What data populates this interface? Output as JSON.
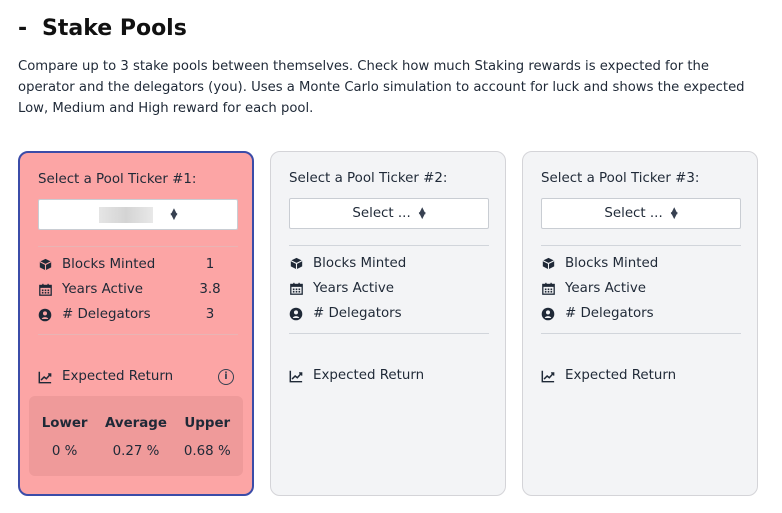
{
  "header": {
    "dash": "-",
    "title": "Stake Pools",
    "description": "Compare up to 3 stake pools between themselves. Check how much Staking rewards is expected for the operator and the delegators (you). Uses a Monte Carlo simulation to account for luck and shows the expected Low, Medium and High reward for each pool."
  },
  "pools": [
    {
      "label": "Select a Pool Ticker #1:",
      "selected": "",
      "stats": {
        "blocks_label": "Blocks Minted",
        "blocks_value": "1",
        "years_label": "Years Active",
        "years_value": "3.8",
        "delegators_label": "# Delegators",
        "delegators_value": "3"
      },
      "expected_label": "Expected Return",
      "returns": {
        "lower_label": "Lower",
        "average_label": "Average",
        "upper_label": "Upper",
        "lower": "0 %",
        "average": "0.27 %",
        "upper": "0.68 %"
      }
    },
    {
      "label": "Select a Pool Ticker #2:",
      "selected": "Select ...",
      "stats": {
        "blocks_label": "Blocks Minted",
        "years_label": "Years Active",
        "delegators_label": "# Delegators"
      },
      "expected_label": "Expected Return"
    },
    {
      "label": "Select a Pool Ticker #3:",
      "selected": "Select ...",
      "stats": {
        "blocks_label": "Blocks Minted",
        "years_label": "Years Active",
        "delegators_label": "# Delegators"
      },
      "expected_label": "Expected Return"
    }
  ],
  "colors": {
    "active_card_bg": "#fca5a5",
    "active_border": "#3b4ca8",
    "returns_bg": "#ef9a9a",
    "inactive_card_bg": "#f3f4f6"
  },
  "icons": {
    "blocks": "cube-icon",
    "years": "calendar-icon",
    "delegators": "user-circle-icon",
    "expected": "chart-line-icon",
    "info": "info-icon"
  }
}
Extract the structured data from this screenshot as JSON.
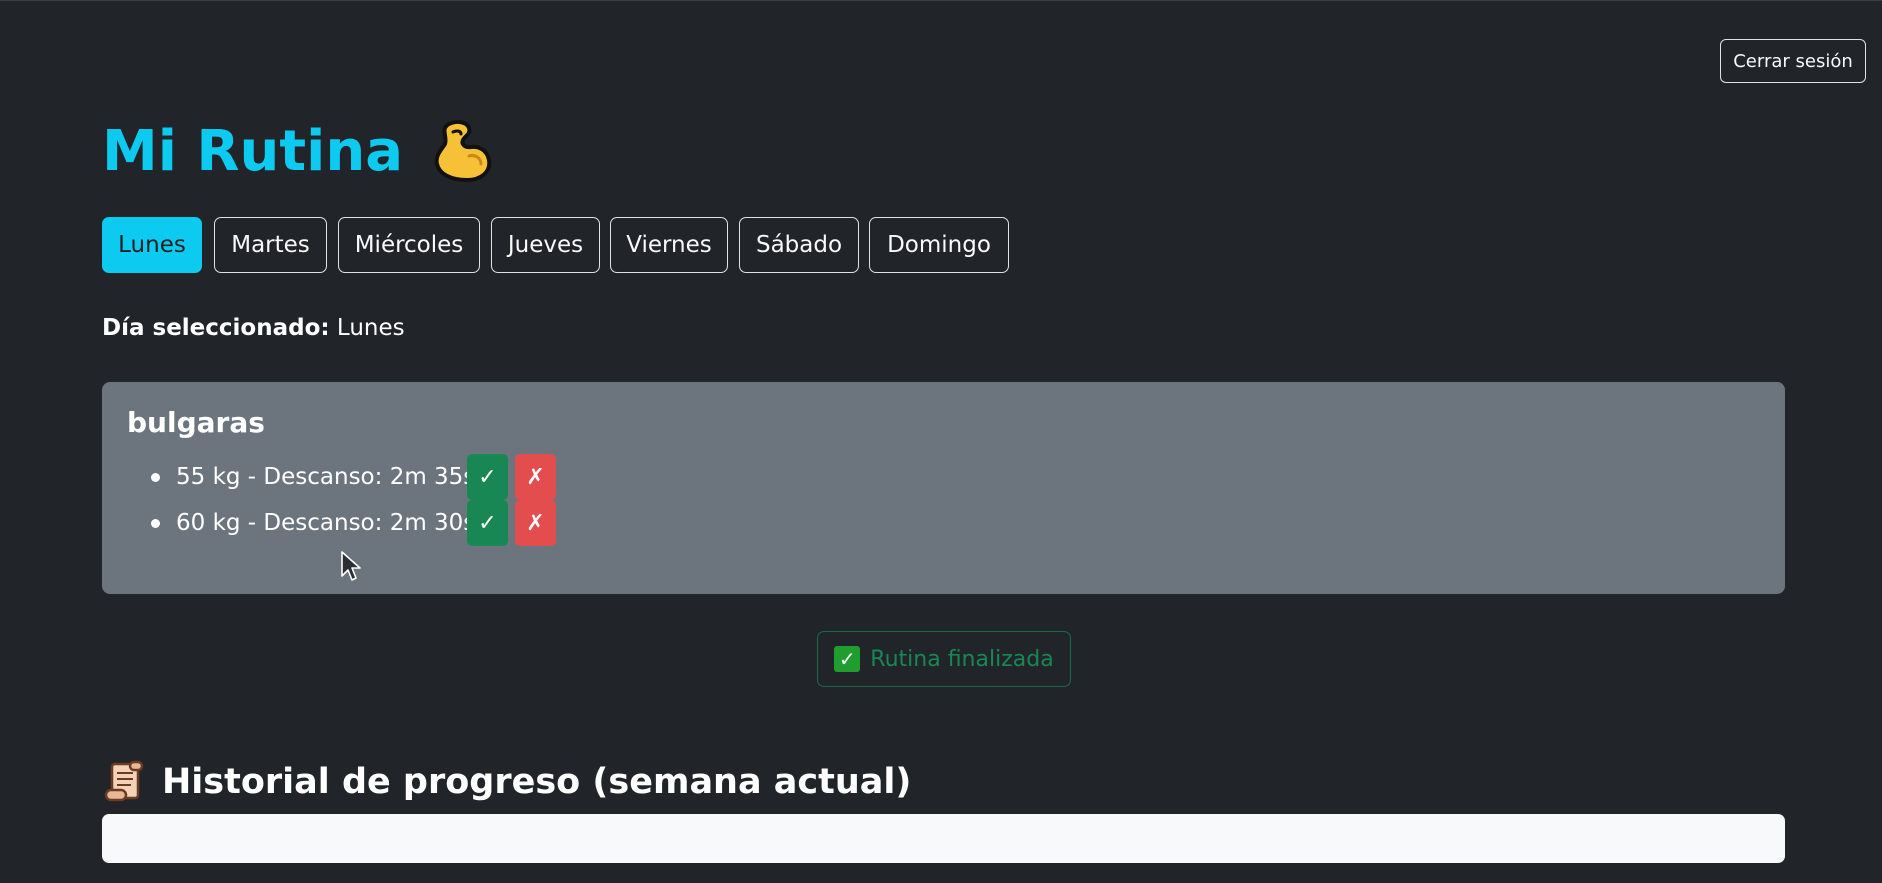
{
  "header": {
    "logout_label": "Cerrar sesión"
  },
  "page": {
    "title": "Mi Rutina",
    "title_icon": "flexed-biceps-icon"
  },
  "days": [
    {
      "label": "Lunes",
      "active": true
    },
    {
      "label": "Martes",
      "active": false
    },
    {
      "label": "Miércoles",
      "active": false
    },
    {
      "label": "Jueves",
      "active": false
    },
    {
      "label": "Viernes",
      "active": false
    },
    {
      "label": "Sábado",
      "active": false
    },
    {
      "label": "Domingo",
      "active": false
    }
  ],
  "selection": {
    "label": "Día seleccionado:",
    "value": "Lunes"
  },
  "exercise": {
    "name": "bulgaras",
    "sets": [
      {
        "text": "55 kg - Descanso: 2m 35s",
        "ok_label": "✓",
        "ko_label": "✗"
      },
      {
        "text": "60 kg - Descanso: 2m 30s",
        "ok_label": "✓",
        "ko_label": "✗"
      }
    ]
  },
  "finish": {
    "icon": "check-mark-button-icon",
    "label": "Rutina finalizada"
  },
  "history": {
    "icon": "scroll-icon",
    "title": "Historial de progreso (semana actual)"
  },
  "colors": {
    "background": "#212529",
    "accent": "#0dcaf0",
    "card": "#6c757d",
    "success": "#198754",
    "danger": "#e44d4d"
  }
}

• [REQUIRED WORK]: How many lines in the records above hold the word "JSON"? Give only the number.

• [CORRECT ANSWER]: 2